§ Goal A:
In the album article, which song was released as the lead single of Un Mechón de Pelo?

§ Given text:

Studio album by Tini
- Released: 11 April 2024
- Recorded: 2023–2024
- Studio: 5020 (Miami); EastWest (Los Angeles); Eagle Pop (Los Angeles);
- Genre: Spoken word; alternative pop;
- Length: 28:00
- Language: Spanish
- Label: 5020; Sony Latin; Hollywood;
- Producer: Andrés Torres; Mauricio Rengifo; Felipe Contreras; Zecca;

Tini chronology
| Cupido (2023) | Un Mechón de Pelo (2024) | Un Mechón de Pelo (En Vivo) (2024) |

Singles from Un Mechón de Pelo
- "Pa" Released: 1 April 2024; "Posta" Released: 4 April 2024; "Buenos Aires" Released: 9 April 2024;

= Un Mechón de Pelo =

2024 studio album by Tini

Un Mechón de Pelo is the fifth studio album by Argentine singer Tini, released on 11 April 2024, by 5020 Records, Sony Music Latin and Hollywood Records. Tini co-wrote all the songs on the album, and its production was mostly handled by her longtime collaborators Andrés Torres and Mauricio Rengifo, along with Felipe Contreras and Zecca. It is her first album to contain no guest features or collaborations.

Tini conceived the album shortly after finishing work on Cupido (2023) and continued developing it during her third concert tour, Tini Tour (2022–2023). Primarily a spoken word and alternative pop record, Un Mechón de Pelo experiments with minimal music, electronica, Latin rock, and Latin R&B; it heavily features elements of storytelling, mainly consisting of uptempo tunes and downtempo ballads. Inspired by her personal struggles, it was described as Tini's most personal record up to that point, with its lyrical content reflecting on vulnerability, pain, resilience, renewal and growth.

Three singles were released from Un Mechón de Pelo. "Pa" was released on 1 April 2024 as the album's lead single, and peaked at number one on the Argentina Hot 100, marking Tini's fifth chart-topper. "Posta" and "Buenos Aires" were released as the second and third singles from the album, respectively; the latter song peaked at number eight in Argentina. Upon its release, Un Mechón de Pelo received generally positive reviews. It was included in Billboard and Rolling Stones year-end Latin music lists. Tini ventured on a five-show promotional concert series at the Hurlingham Club in Buenos Aires, after the album's release. Two specials recorded at the shows and based on the album were released on Flow, Disney+, and Star+ in May 2024.

§ Goal B:
Quote verbatim the lines in the records between the line holding "q3-d-or: OR xyxy=(582,717,614,742)" and the line holding "q4-c-item-1: 1) Write", inclusive.

§ Input for this task:
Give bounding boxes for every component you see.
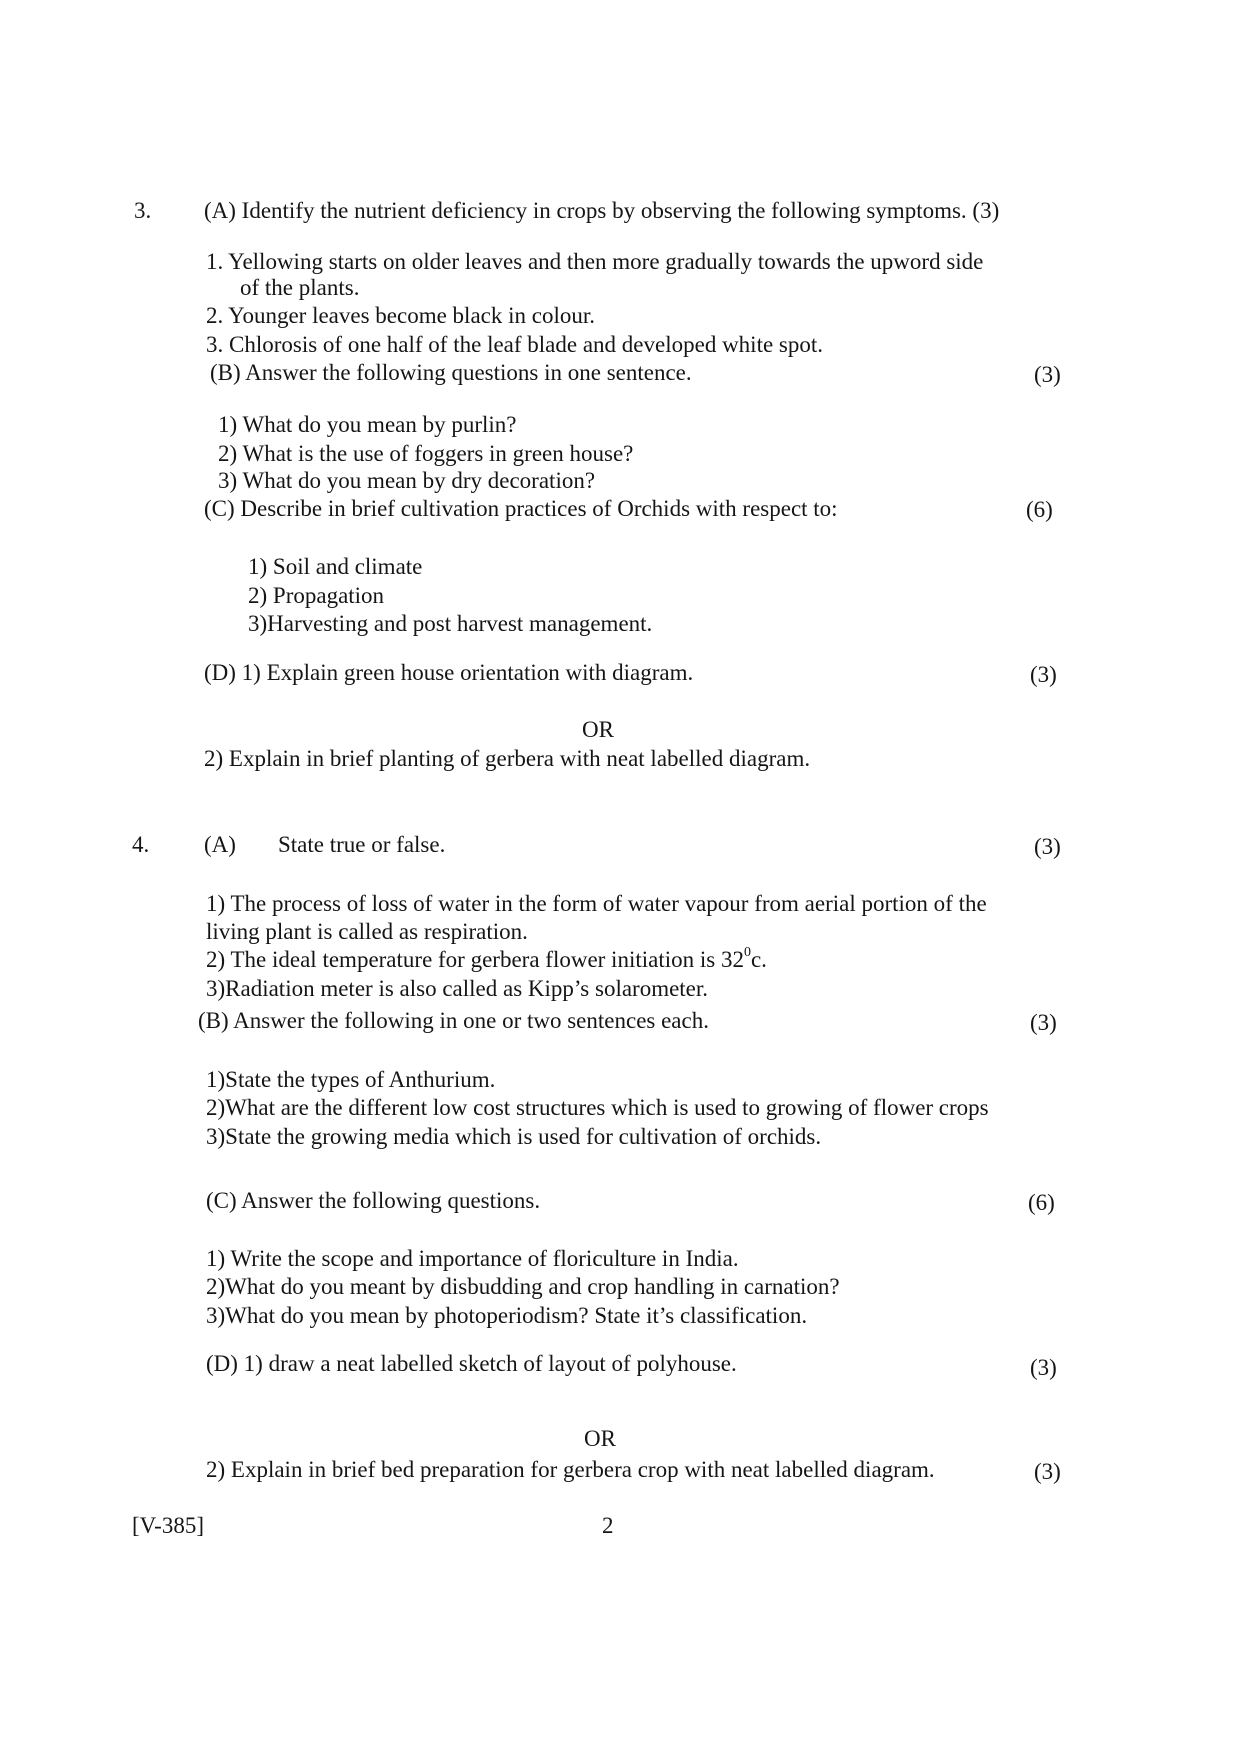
q3-d-or: OR xyxy=(582,717,614,742)
q4-d-alt-marks: (3) xyxy=(1034,1459,1061,1484)
q4-a-item-2 xyxy=(206,946,767,974)
q4-b-item-2: 2)What are the different low cost structures which is used to growing of flower crops xyxy=(206,1095,989,1120)
q3-c-item-1: 1) Soil and climate xyxy=(248,554,423,579)
q3-b-item-2: 2) What is the use of foggers in green house? xyxy=(218,441,634,466)
paper-code: [V-385] xyxy=(132,1513,204,1538)
q3-b-item-1: 1) What do you mean by purlin? xyxy=(218,412,517,437)
question-3-number: 3. xyxy=(134,198,152,223)
question-4-number: 4. xyxy=(132,832,150,857)
q4-d-or: OR xyxy=(584,1426,616,1451)
q4-a-item-1-cont: living plant is called as respiration. xyxy=(206,919,528,944)
q3-a-item-3: 3. Chlorosis of one half of the leaf blade and developed white spot. xyxy=(206,332,824,357)
q4-d-alternative: 2) Explain in brief bed preparation for gerbera crop with neat labelled diagram. xyxy=(206,1457,935,1482)
q4-b-header: (B) Answer the following in one or two sentences each. xyxy=(198,1008,709,1033)
q4-a-item-1: 1) The process of loss of water in the form of water vapour from aerial portion of the xyxy=(206,891,987,916)
q4-b-item-3: 3)State the growing media which is used for cultivation of orchids. xyxy=(206,1124,822,1149)
q4-a-item-3: 3)Radiation meter is also called as Kipp’s solarometer. xyxy=(206,976,709,1001)
q3-d-alternative: 2) Explain in brief planting of gerbera with neat labelled diagram. xyxy=(204,746,811,771)
q3-c-header: (C) Describe in brief cultivation practices of Orchids with respect to: xyxy=(204,496,838,521)
q4-a-item-2-text: 2) The ideal temperature for gerbera flower initiation is 32 xyxy=(206,947,744,972)
q4-d-marks: (3) xyxy=(1030,1355,1057,1380)
q3-a-item-1-cont: of the plants. xyxy=(240,275,360,300)
page-number: 2 xyxy=(602,1513,614,1538)
q3-c-item-3: 3)Harvesting and post harvest management. xyxy=(248,611,653,636)
q3-d-marks: (3) xyxy=(1030,662,1057,687)
q4-b-marks: (3) xyxy=(1030,1010,1057,1035)
q3-c-marks: (6) xyxy=(1026,497,1053,522)
q4-c-item-1: 1) Write the scope and importance of floriculture in India. xyxy=(206,1246,739,1271)
q3-c-item-2: 2) Propagation xyxy=(248,583,385,608)
q4-a-marks: (3) xyxy=(1034,834,1061,859)
q4-c-item-3: 3)What do you mean by photoperiodism? State it’s classification. xyxy=(206,1303,808,1328)
q4-c-header: (C) Answer the following questions. xyxy=(206,1188,541,1213)
q3-a-item-1: 1. Yellowing starts on older leaves and then more gradually towards the upword side xyxy=(206,249,984,274)
q4-b-item-1: 1)State the types of Anthurium. xyxy=(206,1067,496,1092)
q3-d-header: (D) 1) Explain green house orientation with diagram. xyxy=(204,660,694,685)
q3-b-header: (B) Answer the following questions in one sentence. xyxy=(210,360,692,385)
q3-b-item-3: 3) What do you mean by dry decoration? xyxy=(218,468,596,493)
q4-d-header: (D) 1) draw a neat labelled sketch of layout of polyhouse. xyxy=(206,1351,737,1376)
q3-b-marks: (3) xyxy=(1034,362,1061,387)
q4-c-item-2: 2)What do you meant by disbudding and crop handling in carnation? xyxy=(206,1274,840,1299)
degree-superscript: 0 xyxy=(743,945,751,961)
q4-a-label: (A) xyxy=(204,832,236,857)
q4-c-marks: (6) xyxy=(1028,1190,1055,1215)
q4-a-header: State true or false. xyxy=(278,832,446,857)
q3-a-item-2: 2. Younger leaves become black in colour. xyxy=(206,303,595,328)
q3-a-header: (A) Identify the nutrient deficiency in crops by observing the following symptoms. (3) xyxy=(204,198,1000,223)
temperature-unit: c. xyxy=(750,947,767,972)
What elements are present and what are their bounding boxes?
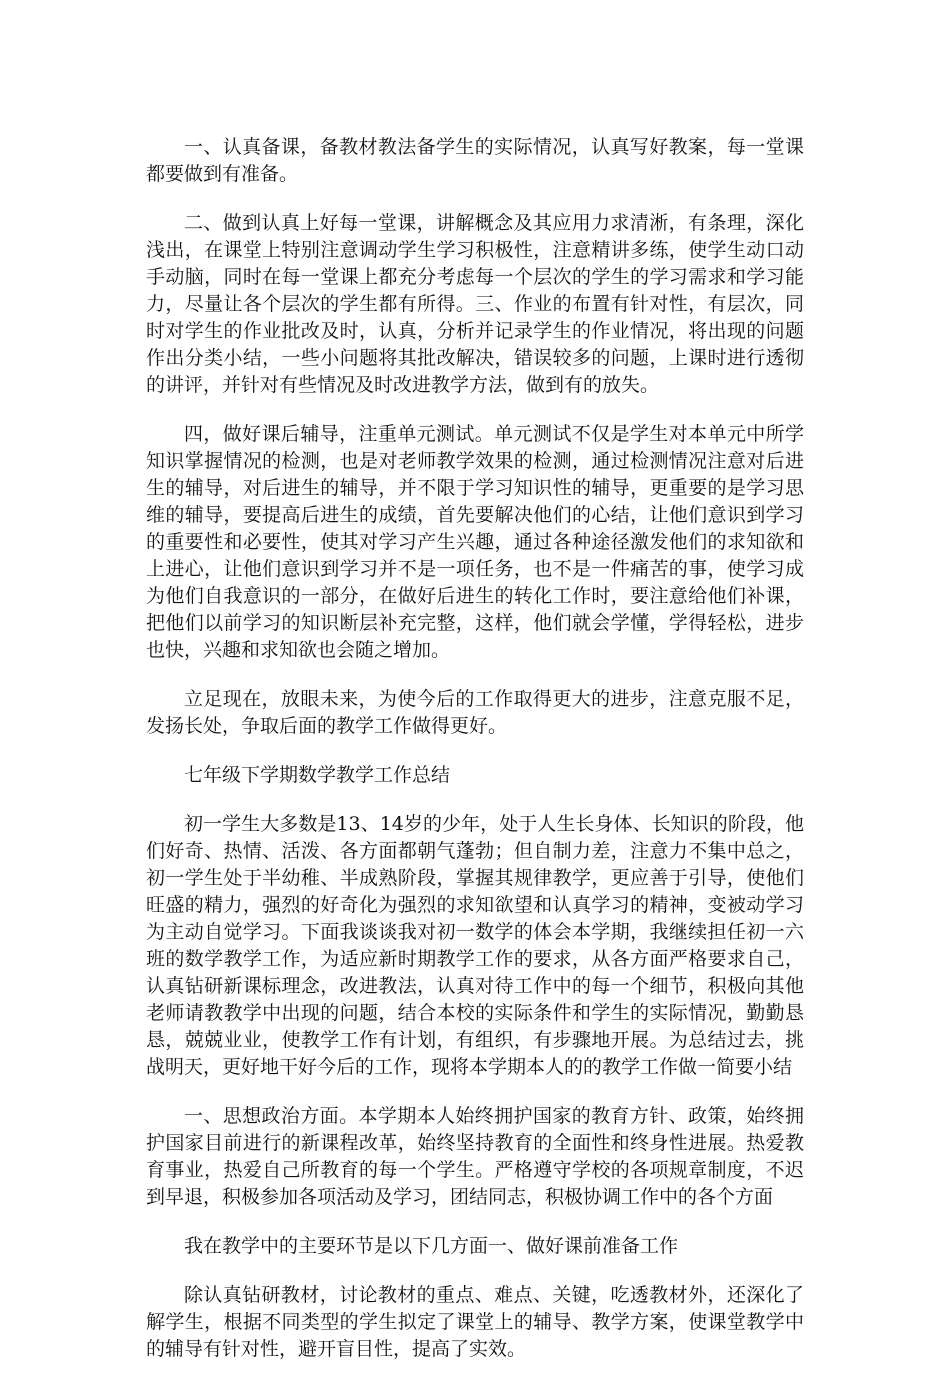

§ Reply A:
"Pa"

§ Reply B:
q3-d-or: OR xyxy=(582,717,614,742)
q4-d-alt-marks: (3) xyxy=(1034,1459,1061,1484)
q4-a-item-2 xyxy=(206,946,767,974)
q4-b-item-2: 2)What are the different low cost structures which is used to growing of flower crops xyxy=(206,1095,989,1120)
q3-c-item-1: 1) Soil and climate xyxy=(248,554,423,579)
q3-b-item-2: 2) What is the use of foggers in green house? xyxy=(218,441,634,466)
paper-code: [V-385] xyxy=(132,1513,204,1538)
q3-b-item-1: 1) What do you mean by purlin? xyxy=(218,412,517,437)
question-3-number: 3. xyxy=(134,198,152,223)
question-4-number: 4. xyxy=(132,832,150,857)
q4-d-or: OR xyxy=(584,1426,616,1451)
q4-a-item-1-cont: living plant is called as respiration. xyxy=(206,919,528,944)
q3-a-item-3: 3. Chlorosis of one half of the leaf blade and developed white spot. xyxy=(206,332,824,357)
q4-d-alternative: 2) Explain in brief bed preparation for gerbera crop with neat labelled diagram. xyxy=(206,1457,935,1482)
q4-b-header: (B) Answer the following in one or two sentences each. xyxy=(198,1008,709,1033)
q4-a-item-1: 1) The process of loss of water in the form of water vapour from aerial portion of the xyxy=(206,891,987,916)
q4-b-item-3: 3)State the growing media which is used for cultivation of orchids. xyxy=(206,1124,822,1149)
q4-a-item-3: 3)Radiation meter is also called as Kipp’s solarometer. xyxy=(206,976,709,1001)
q3-d-alternative: 2) Explain in brief planting of gerbera with neat labelled diagram. xyxy=(204,746,811,771)
q3-c-header: (C) Describe in brief cultivation practices of Orchids with respect to: xyxy=(204,496,838,521)
q4-a-item-2-text: 2) The ideal temperature for gerbera flower initiation is 32 xyxy=(206,947,744,972)
q4-d-marks: (3) xyxy=(1030,1355,1057,1380)
q3-a-item-1-cont: of the plants. xyxy=(240,275,360,300)
page-number: 2 xyxy=(602,1513,614,1538)
q3-c-item-3: 3)Harvesting and post harvest management. xyxy=(248,611,653,636)
q3-d-marks: (3) xyxy=(1030,662,1057,687)
q4-b-marks: (3) xyxy=(1030,1010,1057,1035)
q3-c-marks: (6) xyxy=(1026,497,1053,522)
q4-c-item-1: 1) Write the scope and importance of floriculture in India. xyxy=(206,1246,739,1271)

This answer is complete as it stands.